Go through the lines below and copy each one that holds the string "screenshot".

start Provided entries

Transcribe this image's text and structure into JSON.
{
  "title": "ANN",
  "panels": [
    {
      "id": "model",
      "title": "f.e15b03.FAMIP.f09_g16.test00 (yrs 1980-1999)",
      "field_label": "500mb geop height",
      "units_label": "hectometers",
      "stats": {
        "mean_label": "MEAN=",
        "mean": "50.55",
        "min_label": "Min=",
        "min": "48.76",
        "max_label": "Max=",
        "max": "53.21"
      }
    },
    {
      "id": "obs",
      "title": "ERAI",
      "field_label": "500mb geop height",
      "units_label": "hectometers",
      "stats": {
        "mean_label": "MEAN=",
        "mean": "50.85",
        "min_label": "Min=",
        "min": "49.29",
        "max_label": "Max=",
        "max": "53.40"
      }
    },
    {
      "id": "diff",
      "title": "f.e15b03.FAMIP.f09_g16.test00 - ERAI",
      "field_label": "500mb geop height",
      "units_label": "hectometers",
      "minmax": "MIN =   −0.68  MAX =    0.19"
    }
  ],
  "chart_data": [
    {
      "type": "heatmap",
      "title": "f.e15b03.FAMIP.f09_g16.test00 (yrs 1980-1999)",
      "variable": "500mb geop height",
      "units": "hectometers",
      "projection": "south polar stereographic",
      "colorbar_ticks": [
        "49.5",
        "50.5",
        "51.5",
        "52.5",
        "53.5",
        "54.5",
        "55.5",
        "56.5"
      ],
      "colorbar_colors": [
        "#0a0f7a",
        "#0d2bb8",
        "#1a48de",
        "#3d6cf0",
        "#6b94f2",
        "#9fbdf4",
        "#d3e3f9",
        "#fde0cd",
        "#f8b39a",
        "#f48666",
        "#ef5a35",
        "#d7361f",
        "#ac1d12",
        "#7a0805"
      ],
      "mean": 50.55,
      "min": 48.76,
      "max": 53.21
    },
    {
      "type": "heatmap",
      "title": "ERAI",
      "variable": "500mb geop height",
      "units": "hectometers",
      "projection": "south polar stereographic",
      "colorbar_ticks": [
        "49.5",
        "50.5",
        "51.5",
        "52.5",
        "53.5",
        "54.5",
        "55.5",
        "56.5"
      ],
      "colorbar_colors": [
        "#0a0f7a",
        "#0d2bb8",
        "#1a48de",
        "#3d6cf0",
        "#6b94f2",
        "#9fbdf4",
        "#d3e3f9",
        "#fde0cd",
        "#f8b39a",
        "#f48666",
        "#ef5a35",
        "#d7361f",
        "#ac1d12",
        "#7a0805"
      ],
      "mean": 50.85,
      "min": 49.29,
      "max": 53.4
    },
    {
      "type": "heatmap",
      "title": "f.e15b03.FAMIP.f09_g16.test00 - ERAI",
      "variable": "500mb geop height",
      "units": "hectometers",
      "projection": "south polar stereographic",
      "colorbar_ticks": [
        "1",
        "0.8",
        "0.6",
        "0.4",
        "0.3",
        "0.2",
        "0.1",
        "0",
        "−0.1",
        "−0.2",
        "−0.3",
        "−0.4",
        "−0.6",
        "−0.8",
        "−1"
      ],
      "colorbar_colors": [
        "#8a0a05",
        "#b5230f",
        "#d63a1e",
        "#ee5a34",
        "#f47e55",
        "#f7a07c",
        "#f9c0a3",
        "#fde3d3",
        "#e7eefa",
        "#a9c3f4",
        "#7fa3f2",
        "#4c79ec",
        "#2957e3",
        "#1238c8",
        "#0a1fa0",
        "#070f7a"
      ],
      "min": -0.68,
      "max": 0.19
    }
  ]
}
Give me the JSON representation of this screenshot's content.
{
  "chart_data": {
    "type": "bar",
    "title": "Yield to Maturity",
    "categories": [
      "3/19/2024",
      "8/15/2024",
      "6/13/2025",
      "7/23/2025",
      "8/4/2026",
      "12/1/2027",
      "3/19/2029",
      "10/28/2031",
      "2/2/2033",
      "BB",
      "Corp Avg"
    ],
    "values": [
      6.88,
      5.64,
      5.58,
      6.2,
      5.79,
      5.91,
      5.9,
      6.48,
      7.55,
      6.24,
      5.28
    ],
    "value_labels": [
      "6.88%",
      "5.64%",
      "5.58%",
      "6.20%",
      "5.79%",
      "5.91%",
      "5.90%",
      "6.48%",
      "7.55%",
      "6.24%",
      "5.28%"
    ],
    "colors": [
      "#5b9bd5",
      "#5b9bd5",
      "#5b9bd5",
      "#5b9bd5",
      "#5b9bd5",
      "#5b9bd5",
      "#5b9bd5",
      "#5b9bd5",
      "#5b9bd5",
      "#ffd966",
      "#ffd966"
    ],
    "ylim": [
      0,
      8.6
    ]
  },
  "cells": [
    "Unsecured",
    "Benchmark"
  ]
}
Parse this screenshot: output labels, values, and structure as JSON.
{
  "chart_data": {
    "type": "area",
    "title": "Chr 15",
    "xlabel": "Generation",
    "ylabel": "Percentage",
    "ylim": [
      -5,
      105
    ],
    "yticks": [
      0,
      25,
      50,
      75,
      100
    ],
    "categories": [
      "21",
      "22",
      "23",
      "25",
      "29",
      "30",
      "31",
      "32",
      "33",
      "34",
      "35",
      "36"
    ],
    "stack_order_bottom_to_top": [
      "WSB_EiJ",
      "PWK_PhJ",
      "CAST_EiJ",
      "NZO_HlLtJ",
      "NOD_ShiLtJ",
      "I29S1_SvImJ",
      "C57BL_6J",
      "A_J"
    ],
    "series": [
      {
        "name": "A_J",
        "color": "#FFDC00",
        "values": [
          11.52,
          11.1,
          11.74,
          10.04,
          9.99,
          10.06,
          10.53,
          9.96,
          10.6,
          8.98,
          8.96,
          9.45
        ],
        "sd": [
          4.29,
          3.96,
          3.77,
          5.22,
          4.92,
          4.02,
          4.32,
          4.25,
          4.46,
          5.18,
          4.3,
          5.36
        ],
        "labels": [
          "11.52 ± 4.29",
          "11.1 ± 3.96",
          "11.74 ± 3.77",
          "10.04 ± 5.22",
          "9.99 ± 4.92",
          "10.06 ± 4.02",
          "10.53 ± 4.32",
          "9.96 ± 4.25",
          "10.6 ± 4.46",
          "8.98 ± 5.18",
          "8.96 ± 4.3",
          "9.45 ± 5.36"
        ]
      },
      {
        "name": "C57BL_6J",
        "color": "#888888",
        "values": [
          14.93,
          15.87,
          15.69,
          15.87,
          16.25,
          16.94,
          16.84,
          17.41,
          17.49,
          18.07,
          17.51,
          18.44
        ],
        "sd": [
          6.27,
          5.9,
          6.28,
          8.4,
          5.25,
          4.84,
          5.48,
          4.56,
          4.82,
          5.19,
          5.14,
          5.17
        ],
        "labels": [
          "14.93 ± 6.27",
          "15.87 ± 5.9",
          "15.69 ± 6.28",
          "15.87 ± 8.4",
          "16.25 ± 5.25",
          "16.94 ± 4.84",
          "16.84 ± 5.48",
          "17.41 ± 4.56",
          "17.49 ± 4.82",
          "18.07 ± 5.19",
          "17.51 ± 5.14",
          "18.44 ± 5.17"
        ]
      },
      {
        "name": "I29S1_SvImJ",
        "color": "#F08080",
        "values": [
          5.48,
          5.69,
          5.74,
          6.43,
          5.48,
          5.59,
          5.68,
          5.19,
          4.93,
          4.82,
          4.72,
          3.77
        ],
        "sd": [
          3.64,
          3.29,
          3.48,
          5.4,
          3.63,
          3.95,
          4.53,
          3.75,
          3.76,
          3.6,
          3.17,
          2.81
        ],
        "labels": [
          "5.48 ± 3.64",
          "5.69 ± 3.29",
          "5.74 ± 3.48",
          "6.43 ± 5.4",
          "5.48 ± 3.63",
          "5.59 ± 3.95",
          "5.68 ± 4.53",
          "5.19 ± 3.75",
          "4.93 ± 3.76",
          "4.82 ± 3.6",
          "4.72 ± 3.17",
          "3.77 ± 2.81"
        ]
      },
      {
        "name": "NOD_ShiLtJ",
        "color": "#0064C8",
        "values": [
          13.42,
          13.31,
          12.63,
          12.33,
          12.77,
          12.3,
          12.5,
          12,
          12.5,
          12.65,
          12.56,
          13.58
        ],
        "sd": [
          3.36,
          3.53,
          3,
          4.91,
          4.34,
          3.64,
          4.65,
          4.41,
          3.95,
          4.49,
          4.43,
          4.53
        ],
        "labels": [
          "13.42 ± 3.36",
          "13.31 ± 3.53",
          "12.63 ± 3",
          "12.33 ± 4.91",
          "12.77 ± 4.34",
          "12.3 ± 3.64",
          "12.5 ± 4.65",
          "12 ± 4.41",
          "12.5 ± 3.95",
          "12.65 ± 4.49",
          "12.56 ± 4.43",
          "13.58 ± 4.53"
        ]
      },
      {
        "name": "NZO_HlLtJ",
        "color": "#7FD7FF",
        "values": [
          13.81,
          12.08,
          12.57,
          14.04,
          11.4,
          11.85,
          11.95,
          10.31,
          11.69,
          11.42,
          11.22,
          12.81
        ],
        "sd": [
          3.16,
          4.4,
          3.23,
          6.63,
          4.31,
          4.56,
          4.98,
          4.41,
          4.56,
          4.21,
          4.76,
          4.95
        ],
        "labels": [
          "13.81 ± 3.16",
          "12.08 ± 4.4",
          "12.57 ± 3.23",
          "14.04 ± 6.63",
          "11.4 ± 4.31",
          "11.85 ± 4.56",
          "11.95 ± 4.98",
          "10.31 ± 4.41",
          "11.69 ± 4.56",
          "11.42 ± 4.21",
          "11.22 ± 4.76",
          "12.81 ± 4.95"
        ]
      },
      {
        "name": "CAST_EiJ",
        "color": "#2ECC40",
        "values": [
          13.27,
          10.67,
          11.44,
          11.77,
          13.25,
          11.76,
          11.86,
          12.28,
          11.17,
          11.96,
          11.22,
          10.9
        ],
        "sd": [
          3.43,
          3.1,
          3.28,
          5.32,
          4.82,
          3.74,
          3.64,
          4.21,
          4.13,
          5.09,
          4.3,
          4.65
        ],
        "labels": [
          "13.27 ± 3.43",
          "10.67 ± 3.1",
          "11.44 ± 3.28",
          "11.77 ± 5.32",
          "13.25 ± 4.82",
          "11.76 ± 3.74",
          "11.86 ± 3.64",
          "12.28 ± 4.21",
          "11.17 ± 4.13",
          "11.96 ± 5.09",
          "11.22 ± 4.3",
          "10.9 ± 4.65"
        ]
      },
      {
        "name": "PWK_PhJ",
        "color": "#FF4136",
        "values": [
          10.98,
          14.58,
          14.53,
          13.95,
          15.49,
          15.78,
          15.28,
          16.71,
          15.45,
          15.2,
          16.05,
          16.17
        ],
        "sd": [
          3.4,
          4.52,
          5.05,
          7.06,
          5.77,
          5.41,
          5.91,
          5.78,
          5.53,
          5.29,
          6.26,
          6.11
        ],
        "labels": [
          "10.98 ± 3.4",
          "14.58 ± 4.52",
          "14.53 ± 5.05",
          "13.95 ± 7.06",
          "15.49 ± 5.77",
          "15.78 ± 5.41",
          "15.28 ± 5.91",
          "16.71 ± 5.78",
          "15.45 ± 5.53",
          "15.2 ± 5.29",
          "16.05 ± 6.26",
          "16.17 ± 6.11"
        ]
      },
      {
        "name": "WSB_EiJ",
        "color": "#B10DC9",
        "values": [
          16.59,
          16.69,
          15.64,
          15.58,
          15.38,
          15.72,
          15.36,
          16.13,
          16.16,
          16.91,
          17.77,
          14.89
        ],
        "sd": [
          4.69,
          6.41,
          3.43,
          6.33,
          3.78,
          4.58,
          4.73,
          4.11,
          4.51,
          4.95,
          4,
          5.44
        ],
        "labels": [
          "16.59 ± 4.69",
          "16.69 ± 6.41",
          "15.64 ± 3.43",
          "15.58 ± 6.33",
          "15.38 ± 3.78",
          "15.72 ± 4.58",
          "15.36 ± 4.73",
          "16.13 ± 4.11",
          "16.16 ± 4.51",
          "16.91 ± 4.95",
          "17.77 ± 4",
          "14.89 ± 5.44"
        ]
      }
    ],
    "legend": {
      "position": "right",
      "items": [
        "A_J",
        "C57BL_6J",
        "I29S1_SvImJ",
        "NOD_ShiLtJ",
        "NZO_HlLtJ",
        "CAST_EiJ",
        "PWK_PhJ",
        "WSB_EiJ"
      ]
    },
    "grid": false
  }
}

end Provided entries

## Correct result
Give me the JSON representation of this screenshot's content.
Parse this screenshot: output labels, values, and structure as JSON.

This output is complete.